Given request: Present each line of the entries below that holds the word "answer".

Data items:
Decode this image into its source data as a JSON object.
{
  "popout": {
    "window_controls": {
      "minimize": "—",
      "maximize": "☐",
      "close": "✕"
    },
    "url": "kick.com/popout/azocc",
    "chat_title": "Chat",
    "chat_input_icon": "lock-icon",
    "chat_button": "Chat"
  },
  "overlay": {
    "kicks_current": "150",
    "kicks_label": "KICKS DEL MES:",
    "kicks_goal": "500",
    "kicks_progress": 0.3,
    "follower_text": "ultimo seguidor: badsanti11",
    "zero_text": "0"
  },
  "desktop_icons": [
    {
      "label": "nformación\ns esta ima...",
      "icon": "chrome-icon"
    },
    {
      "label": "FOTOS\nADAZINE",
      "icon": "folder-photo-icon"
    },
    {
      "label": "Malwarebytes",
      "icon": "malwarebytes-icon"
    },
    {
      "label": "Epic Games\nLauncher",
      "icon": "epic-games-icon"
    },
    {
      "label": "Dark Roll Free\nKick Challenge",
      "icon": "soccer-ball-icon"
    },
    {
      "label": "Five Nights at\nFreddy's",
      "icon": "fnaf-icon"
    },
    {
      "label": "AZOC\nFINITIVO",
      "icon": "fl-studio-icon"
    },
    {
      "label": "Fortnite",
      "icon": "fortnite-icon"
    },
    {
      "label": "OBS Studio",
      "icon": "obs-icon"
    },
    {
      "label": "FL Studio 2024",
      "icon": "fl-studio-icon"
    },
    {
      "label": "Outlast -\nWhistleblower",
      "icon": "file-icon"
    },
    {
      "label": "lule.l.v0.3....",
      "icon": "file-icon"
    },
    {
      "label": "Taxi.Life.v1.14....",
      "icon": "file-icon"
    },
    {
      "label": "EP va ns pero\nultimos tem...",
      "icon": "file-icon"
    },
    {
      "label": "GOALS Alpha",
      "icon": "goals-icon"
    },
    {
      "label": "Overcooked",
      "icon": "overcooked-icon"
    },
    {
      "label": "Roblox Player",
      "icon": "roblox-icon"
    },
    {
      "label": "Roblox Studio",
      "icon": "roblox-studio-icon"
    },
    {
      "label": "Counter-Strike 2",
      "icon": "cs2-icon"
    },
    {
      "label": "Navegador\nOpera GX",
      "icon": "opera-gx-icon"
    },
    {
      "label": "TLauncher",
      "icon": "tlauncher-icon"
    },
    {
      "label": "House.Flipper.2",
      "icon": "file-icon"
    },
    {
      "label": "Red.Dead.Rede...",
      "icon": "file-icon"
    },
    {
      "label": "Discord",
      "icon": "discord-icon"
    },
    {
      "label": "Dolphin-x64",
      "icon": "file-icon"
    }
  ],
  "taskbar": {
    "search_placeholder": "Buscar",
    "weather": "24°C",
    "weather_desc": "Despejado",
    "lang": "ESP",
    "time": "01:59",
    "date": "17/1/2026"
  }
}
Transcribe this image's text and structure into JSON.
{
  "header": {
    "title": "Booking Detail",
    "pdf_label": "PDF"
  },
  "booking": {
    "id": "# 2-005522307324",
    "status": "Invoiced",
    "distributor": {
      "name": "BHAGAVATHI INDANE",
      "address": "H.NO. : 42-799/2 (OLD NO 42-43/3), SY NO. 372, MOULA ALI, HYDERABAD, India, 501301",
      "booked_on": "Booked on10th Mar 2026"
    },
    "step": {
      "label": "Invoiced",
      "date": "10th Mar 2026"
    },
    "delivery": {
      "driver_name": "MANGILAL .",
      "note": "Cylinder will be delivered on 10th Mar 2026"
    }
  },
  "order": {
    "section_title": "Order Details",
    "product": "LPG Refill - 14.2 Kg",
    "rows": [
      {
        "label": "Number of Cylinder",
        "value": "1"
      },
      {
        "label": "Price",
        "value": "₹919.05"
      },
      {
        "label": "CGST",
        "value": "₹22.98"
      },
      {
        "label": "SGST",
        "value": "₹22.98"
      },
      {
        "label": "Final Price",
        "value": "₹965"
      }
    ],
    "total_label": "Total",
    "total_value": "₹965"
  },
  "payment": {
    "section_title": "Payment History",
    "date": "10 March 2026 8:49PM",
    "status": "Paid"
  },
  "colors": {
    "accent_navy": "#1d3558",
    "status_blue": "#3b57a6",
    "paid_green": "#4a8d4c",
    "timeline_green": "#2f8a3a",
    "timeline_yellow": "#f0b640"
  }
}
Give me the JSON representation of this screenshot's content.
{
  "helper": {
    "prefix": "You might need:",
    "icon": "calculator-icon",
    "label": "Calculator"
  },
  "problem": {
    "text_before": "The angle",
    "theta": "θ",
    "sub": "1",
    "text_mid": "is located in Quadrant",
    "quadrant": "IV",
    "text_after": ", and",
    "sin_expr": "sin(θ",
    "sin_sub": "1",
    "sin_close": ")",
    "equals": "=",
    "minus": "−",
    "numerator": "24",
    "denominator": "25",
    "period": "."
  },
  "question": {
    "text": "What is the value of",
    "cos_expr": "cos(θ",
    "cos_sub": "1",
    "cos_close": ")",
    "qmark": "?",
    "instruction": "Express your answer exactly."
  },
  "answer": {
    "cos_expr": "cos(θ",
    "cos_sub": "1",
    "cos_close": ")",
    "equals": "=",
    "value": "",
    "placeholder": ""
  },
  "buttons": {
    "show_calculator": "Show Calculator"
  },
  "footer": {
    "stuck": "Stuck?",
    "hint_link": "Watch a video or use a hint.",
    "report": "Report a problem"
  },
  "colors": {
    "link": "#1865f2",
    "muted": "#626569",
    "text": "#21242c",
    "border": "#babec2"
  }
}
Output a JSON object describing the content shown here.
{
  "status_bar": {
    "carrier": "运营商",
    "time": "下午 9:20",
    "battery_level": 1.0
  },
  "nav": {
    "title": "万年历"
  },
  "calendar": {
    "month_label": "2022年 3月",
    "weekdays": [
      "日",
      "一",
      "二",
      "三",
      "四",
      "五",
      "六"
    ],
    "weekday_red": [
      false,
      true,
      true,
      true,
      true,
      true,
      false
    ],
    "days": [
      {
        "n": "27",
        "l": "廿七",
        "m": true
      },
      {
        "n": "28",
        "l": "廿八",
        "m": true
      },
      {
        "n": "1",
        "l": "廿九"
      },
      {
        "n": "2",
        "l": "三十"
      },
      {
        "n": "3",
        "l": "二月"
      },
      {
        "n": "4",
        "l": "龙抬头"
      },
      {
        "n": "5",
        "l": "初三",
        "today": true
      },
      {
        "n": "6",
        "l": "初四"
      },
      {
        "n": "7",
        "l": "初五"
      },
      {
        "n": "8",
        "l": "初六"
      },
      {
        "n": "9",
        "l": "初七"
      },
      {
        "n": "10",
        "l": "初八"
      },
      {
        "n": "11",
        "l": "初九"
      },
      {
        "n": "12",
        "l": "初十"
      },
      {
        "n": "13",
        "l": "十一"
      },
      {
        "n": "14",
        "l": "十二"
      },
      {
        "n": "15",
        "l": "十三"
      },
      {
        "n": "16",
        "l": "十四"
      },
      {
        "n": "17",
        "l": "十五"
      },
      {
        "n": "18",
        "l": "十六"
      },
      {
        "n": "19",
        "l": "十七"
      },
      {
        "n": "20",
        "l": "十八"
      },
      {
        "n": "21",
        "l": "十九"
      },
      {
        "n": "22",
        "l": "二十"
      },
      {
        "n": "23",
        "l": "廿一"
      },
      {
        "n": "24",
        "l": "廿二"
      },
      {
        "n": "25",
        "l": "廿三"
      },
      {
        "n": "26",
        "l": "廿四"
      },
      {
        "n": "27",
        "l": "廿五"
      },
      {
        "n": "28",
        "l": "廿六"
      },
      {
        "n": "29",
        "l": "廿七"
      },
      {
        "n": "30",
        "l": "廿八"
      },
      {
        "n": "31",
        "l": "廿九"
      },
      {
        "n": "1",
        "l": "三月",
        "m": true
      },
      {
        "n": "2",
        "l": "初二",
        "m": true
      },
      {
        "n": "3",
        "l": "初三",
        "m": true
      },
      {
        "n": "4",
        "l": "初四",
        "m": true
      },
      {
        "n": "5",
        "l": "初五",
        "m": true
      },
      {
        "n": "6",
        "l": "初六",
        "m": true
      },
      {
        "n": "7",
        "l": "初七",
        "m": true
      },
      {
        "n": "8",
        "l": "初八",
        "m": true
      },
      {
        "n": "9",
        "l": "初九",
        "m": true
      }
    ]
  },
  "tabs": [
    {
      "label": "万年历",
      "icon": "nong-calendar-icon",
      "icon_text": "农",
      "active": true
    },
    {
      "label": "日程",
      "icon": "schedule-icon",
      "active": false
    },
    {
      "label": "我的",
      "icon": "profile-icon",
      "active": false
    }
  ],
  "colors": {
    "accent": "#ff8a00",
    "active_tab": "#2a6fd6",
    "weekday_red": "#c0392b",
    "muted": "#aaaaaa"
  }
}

Task output:
    "instruction": "Express your answer exactly."
  "answer": {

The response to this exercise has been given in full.